* GIVEN EXERCISE:
Copy nothing but the text: reproduce each line of the listing exactly and leave the pictures out.

Data items:
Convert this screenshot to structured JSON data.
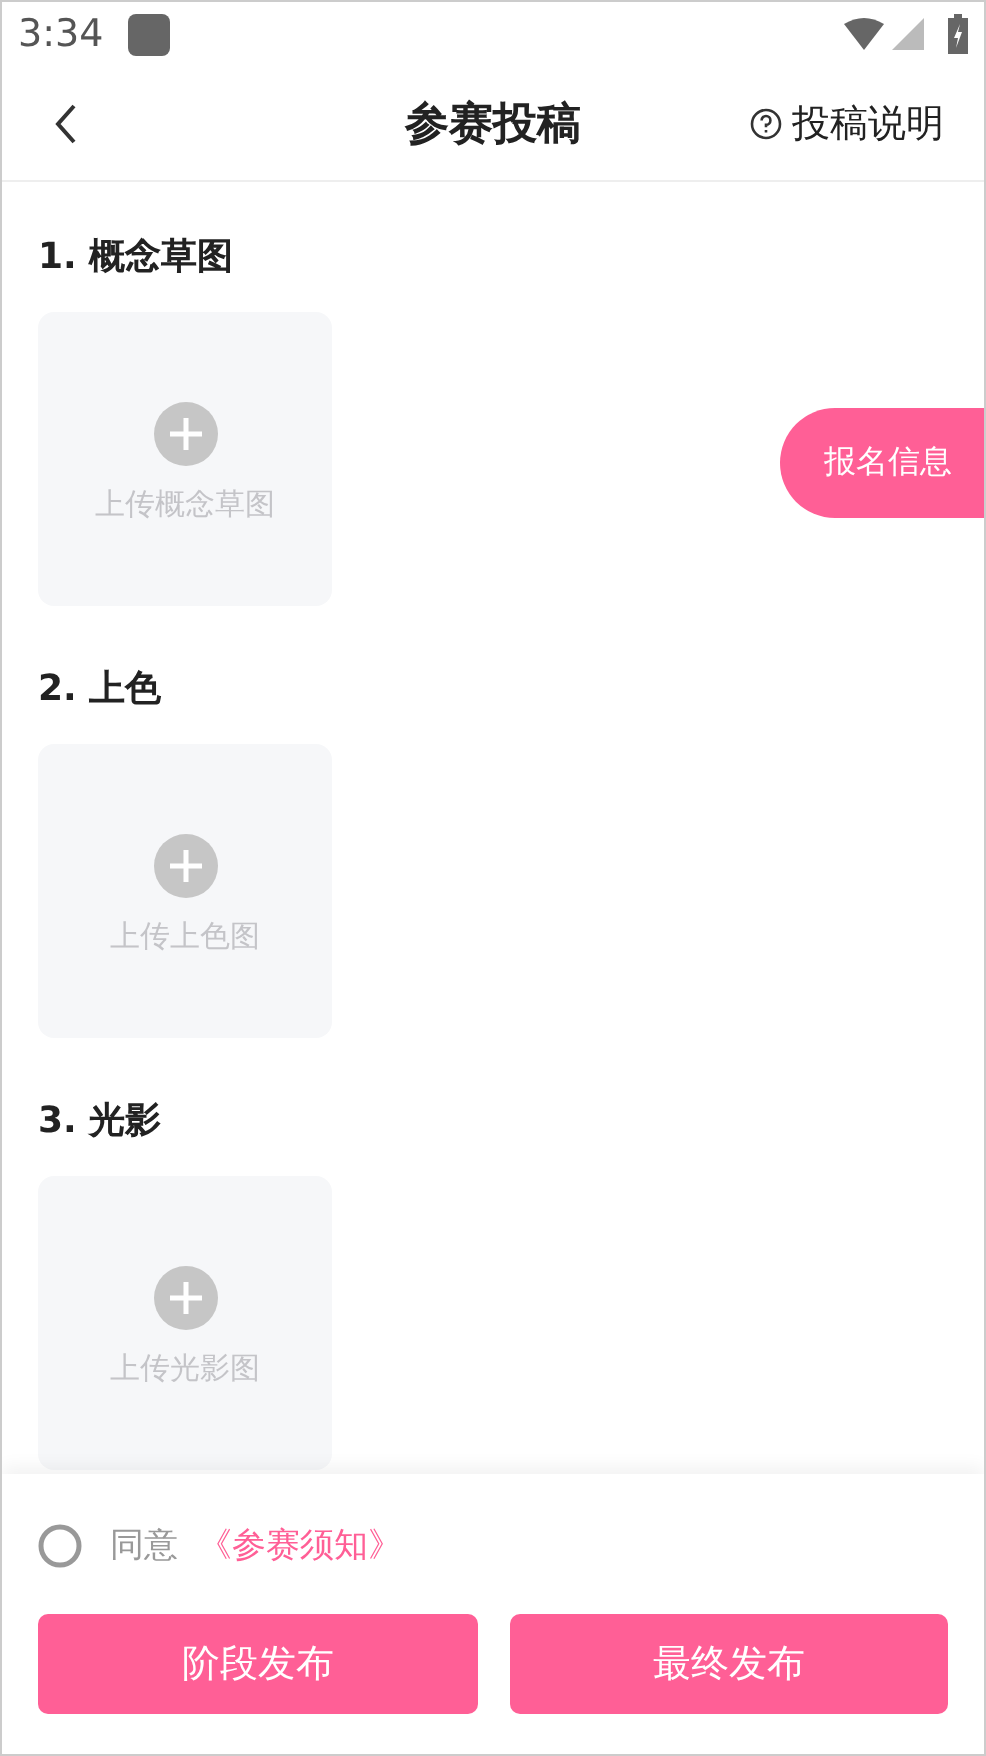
{
  "status_bar": {
    "time": "3:34"
  },
  "nav": {
    "title": "参赛投稿",
    "help_label": "投稿说明"
  },
  "sections": [
    {
      "heading": "1. 概念草图",
      "upload_label": "上传概念草图"
    },
    {
      "heading": "2. 上色",
      "upload_label": "上传上色图"
    },
    {
      "heading": "3. 光影",
      "upload_label": "上传光影图"
    }
  ],
  "float_tab": {
    "label": "报名信息"
  },
  "agreement": {
    "checked": false,
    "prefix": "同意",
    "link": "《参赛须知》"
  },
  "buttons": [
    {
      "label": "阶段发布"
    },
    {
      "label": "最终发布"
    }
  ]
}
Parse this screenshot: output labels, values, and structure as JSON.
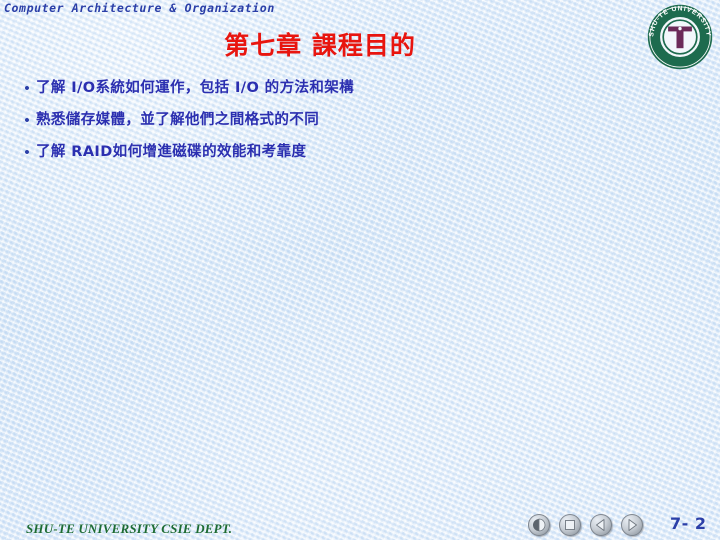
{
  "header": {
    "course_title": "Computer Architecture & Organization"
  },
  "title": {
    "text": "第七章  課程目的",
    "color": "#e8150f"
  },
  "bullets": [
    {
      "marker": "•",
      "text": "了解 I/O系統如何運作，包括  I/O 的方法和架構"
    },
    {
      "marker": "•",
      "text": "熟悉儲存媒體，並了解他們之間格式的不同"
    },
    {
      "marker": "•",
      "text": "了解 RAID如何增進磁碟的效能和考靠度"
    }
  ],
  "logo": {
    "name": "shu-te-university-seal",
    "ring_text": "SHU-TE UNIVERSITY",
    "ring_color": "#1d6b4e",
    "emblem_color": "#6b2a58"
  },
  "footer": {
    "department": "SHU-TE UNIVERSITY  CSIE DEPT.",
    "color": "#1d6b33"
  },
  "navigation": {
    "buttons": [
      {
        "name": "previous-slide-button",
        "icon": "back-half-circle-icon",
        "label": "Back"
      },
      {
        "name": "stop-button",
        "icon": "stop-square-icon",
        "label": "Stop"
      },
      {
        "name": "rewind-button",
        "icon": "triangle-left-icon",
        "label": "Rewind"
      },
      {
        "name": "forward-button",
        "icon": "triangle-right-icon",
        "label": "Forward"
      }
    ]
  },
  "page": {
    "number": "7- 2"
  },
  "theme": {
    "background": "#dde9f8",
    "accent_blue": "#2b3fa8",
    "body_blue": "#2b2fb0"
  }
}
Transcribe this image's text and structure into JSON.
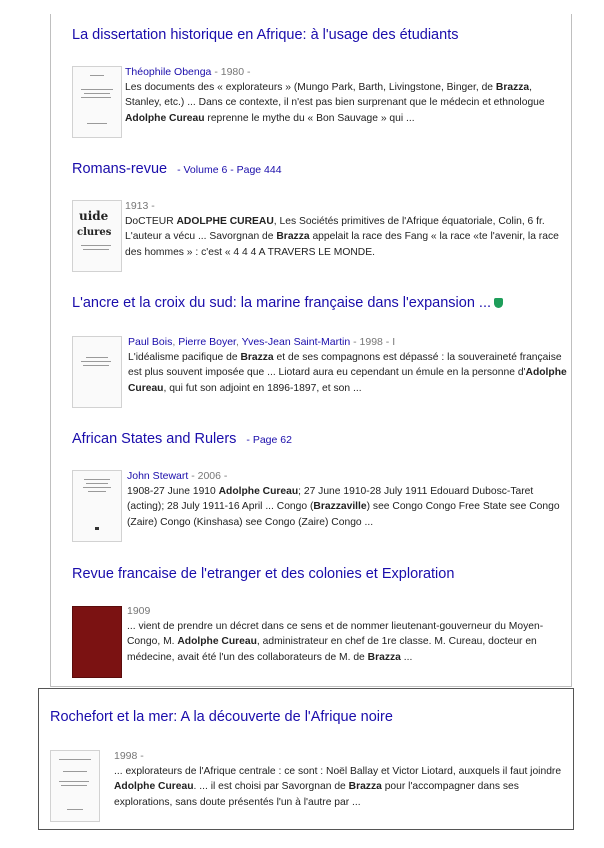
{
  "results": [
    {
      "title": "La dissertation historique en Afrique: à l'usage des étudiants",
      "page_ref": "",
      "authors": [
        "Théophile Obenga"
      ],
      "meta": " - 1980 -",
      "snippet": "Les documents des « explorateurs » (Mungo Park, Barth, Livingstone, Binger, de <b>Brazza</b>, Stanley, etc.) ... Dans ce contexte, il n'est pas bien surprenant que le médecin et ethnologue <b>Adolphe Cureau</b> reprenne le mythe du « Bon Sauvage » qui ..."
    },
    {
      "title": "Romans-revue",
      "page_ref": "- Volume 6 - Page 444",
      "authors": [],
      "meta": "1913 -",
      "snippet": "DoCTEUR <b>ADOLPHE CUREAU</b>, Les Sociétés primitives de l'Afrique équatoriale, Colin, 6 fr. L'auteur a vécu ... Savorgnan de <b>Brazza</b> appelait la race des Fang « la race «te l'avenir, la race des hommes » : c'est « 4 4 4 A TRAVERS LE MONDE."
    },
    {
      "title": "L'ancre et la croix du sud: la marine française dans l'expansion ...",
      "page_ref": "",
      "authors": [
        "Paul Bois",
        "Pierre Boyer",
        "Yves-Jean Saint-Martin"
      ],
      "meta": " - 1998 - I",
      "snippet": "L'idéalisme pacifique de <b>Brazza</b> et de ses compagnons est dépassé : la souveraineté française est plus souvent imposée que ... Liotard aura eu cependant un émule en la personne d'<b>Adolphe Cureau</b>, qui fut son adjoint en 1896-1897, et son ..."
    },
    {
      "title": "African States and Rulers",
      "page_ref": "- Page 62",
      "authors": [
        "John Stewart"
      ],
      "meta": " - 2006 -",
      "snippet": "1908-27 June 1910 <b>Adolphe Cureau</b>; 27 June 1910-28 July 1911 Edouard Dubosc-Taret (acting); 28 July 1911-16 April ... Congo (<b>Brazzaville</b>) see Congo Congo Free State see Congo (Zaire) Congo (Kinshasa) see Congo (Zaire) Congo ..."
    },
    {
      "title": "Revue francaise de l'etranger et des colonies et Exploration",
      "page_ref": "",
      "authors": [],
      "meta": "1909",
      "snippet": "... vient de prendre un décret dans ce sens et de nommer lieutenant-gouverneur du Moyen-Congo, M. <b>Adolphe Cureau</b>, administrateur en chef de 1re classe. M. Cureau, docteur en médecine, avait été l'un des collaborateurs de M. de <b>Brazza</b> ..."
    },
    {
      "title": "Rochefort et la mer: A la découverte de l'Afrique noire",
      "page_ref": "",
      "authors": [],
      "meta": "1998 -",
      "snippet": "... explorateurs de l'Afrique centrale : ce sont : Noël Ballay et Victor Liotard, auxquels il faut joindre <b>Adolphe Cureau</b>. ... il est choisi par Savorgnan de <b>Brazza</b> pour l'accompagner dans ses explorations, sans doute présentés l'un à l'autre par ..."
    }
  ],
  "thumb_text": {
    "r2_line1": "uide",
    "r2_line2": "clures"
  },
  "colors": {
    "link": "#1a0dab",
    "shield": "#1e9e5a",
    "cover_red": "#7b1212"
  }
}
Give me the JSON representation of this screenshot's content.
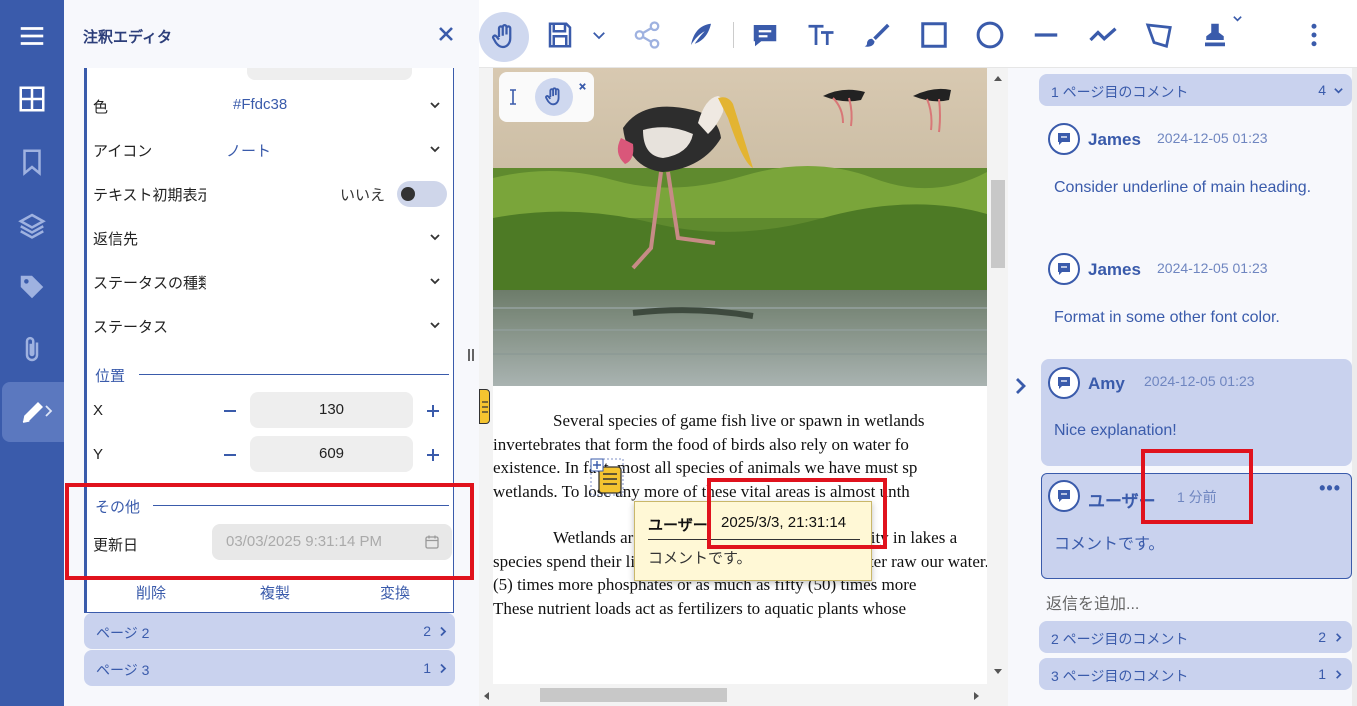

* FINAL RESULT:
Convert this screenshot to structured JSON data.
{
  "status_bar": {
    "time": "3:34"
  },
  "nav": {
    "title": "参赛投稿",
    "help_label": "投稿说明"
  },
  "sections": [
    {
      "heading": "1. 概念草图",
      "upload_label": "上传概念草图"
    },
    {
      "heading": "2. 上色",
      "upload_label": "上传上色图"
    },
    {
      "heading": "3. 光影",
      "upload_label": "上传光影图"
    }
  ],
  "float_tab": {
    "label": "报名信息"
  },
  "agreement": {
    "checked": false,
    "prefix": "同意",
    "link": "《参赛须知》"
  },
  "buttons": [
    {
      "label": "阶段发布"
    },
    {
      "label": "最终发布"
    }
  ]
}
Parse this screenshot: output labels, values, and structure as JSON.
{
  "header": {
    "course_title": "Computer Architecture & Organization"
  },
  "title": {
    "text": "第七章  課程目的",
    "color": "#e8150f"
  },
  "bullets": [
    {
      "marker": "•",
      "text": "了解 I/O系統如何運作，包括  I/O 的方法和架構"
    },
    {
      "marker": "•",
      "text": "熟悉儲存媒體，並了解他們之間格式的不同"
    },
    {
      "marker": "•",
      "text": "了解 RAID如何增進磁碟的效能和考靠度"
    }
  ],
  "logo": {
    "name": "shu-te-university-seal",
    "ring_text": "SHU-TE UNIVERSITY",
    "ring_color": "#1d6b4e",
    "emblem_color": "#6b2a58"
  },
  "footer": {
    "department": "SHU-TE UNIVERSITY  CSIE DEPT.",
    "color": "#1d6b33"
  },
  "navigation": {
    "buttons": [
      {
        "name": "previous-slide-button",
        "icon": "back-half-circle-icon",
        "label": "Back"
      },
      {
        "name": "stop-button",
        "icon": "stop-square-icon",
        "label": "Stop"
      },
      {
        "name": "rewind-button",
        "icon": "triangle-left-icon",
        "label": "Rewind"
      },
      {
        "name": "forward-button",
        "icon": "triangle-right-icon",
        "label": "Forward"
      }
    ]
  },
  "page": {
    "number": "7- 2"
  },
  "theme": {
    "background": "#dde9f8",
    "accent_blue": "#2b3fa8",
    "body_blue": "#2b2fb0"
  }
}
Transcribe this image's text and structure into JSON.
{
  "results": [
    {
      "title": "La dissertation historique en Afrique: à l'usage des étudiants",
      "page_ref": "",
      "authors": [
        "Théophile Obenga"
      ],
      "meta": " - 1980 -",
      "snippet": "Les documents des « explorateurs » (Mungo Park, Barth, Livingstone, Binger, de <b>Brazza</b>, Stanley, etc.) ... Dans ce contexte, il n'est pas bien surprenant que le médecin et ethnologue <b>Adolphe Cureau</b> reprenne le mythe du « Bon Sauvage » qui ..."
    },
    {
      "title": "Romans-revue",
      "page_ref": "- Volume 6 - Page 444",
      "authors": [],
      "meta": "1913 -",
      "snippet": "DoCTEUR <b>ADOLPHE CUREAU</b>, Les Sociétés primitives de l'Afrique équatoriale, Colin, 6 fr. L'auteur a vécu ... Savorgnan de <b>Brazza</b> appelait la race des Fang « la race «te l'avenir, la race des hommes » : c'est « 4 4 4 A TRAVERS LE MONDE."
    },
    {
      "title": "L'ancre et la croix du sud: la marine française dans l'expansion ...",
      "page_ref": "",
      "authors": [
        "Paul Bois",
        "Pierre Boyer",
        "Yves-Jean Saint-Martin"
      ],
      "meta": " - 1998 - I",
      "snippet": "L'idéalisme pacifique de <b>Brazza</b> et de ses compagnons est dépassé : la souveraineté française est plus souvent imposée que ... Liotard aura eu cependant un émule en la personne d'<b>Adolphe Cureau</b>, qui fut son adjoint en 1896-1897, et son ..."
    },
    {
      "title": "African States and Rulers",
      "page_ref": "- Page 62",
      "authors": [
        "John Stewart"
      ],
      "meta": " - 2006 -",
      "snippet": "1908-27 June 1910 <b>Adolphe Cureau</b>; 27 June 1910-28 July 1911 Edouard Dubosc-Taret (acting); 28 July 1911-16 April ... Congo (<b>Brazzaville</b>) see Congo Congo Free State see Congo (Zaire) Congo (Kinshasa) see Congo (Zaire) Congo ..."
    },
    {
      "title": "Revue francaise de l'etranger et des colonies et Exploration",
      "page_ref": "",
      "authors": [],
      "meta": "1909",
      "snippet": "... vient de prendre un décret dans ce sens et de nommer lieutenant-gouverneur du Moyen-Congo, M. <b>Adolphe Cureau</b>, administrateur en chef de 1re classe. M. Cureau, docteur en médecine, avait été l'un des collaborateurs de M. de <b>Brazza</b> ..."
    },
    {
      "title": "Rochefort et la mer: A la découverte de l'Afrique noire",
      "page_ref": "",
      "authors": [],
      "meta": "1998 -",
      "snippet": "... explorateurs de l'Afrique centrale : ce sont : Noël Ballay et Victor Liotard, auxquels il faut joindre <b>Adolphe Cureau</b>. ... il est choisi par Savorgnan de <b>Brazza</b> pour l'accompagner dans ses explorations, sans doute présentés l'un à l'autre par ..."
    }
  ],
  "thumb_text": {
    "r2_line1": "uide",
    "r2_line2": "clures"
  },
  "colors": {
    "link": "#1a0dab",
    "shield": "#1e9e5a",
    "cover_red": "#7b1212"
  }
}
Give me the JSON representation of this screenshot's content.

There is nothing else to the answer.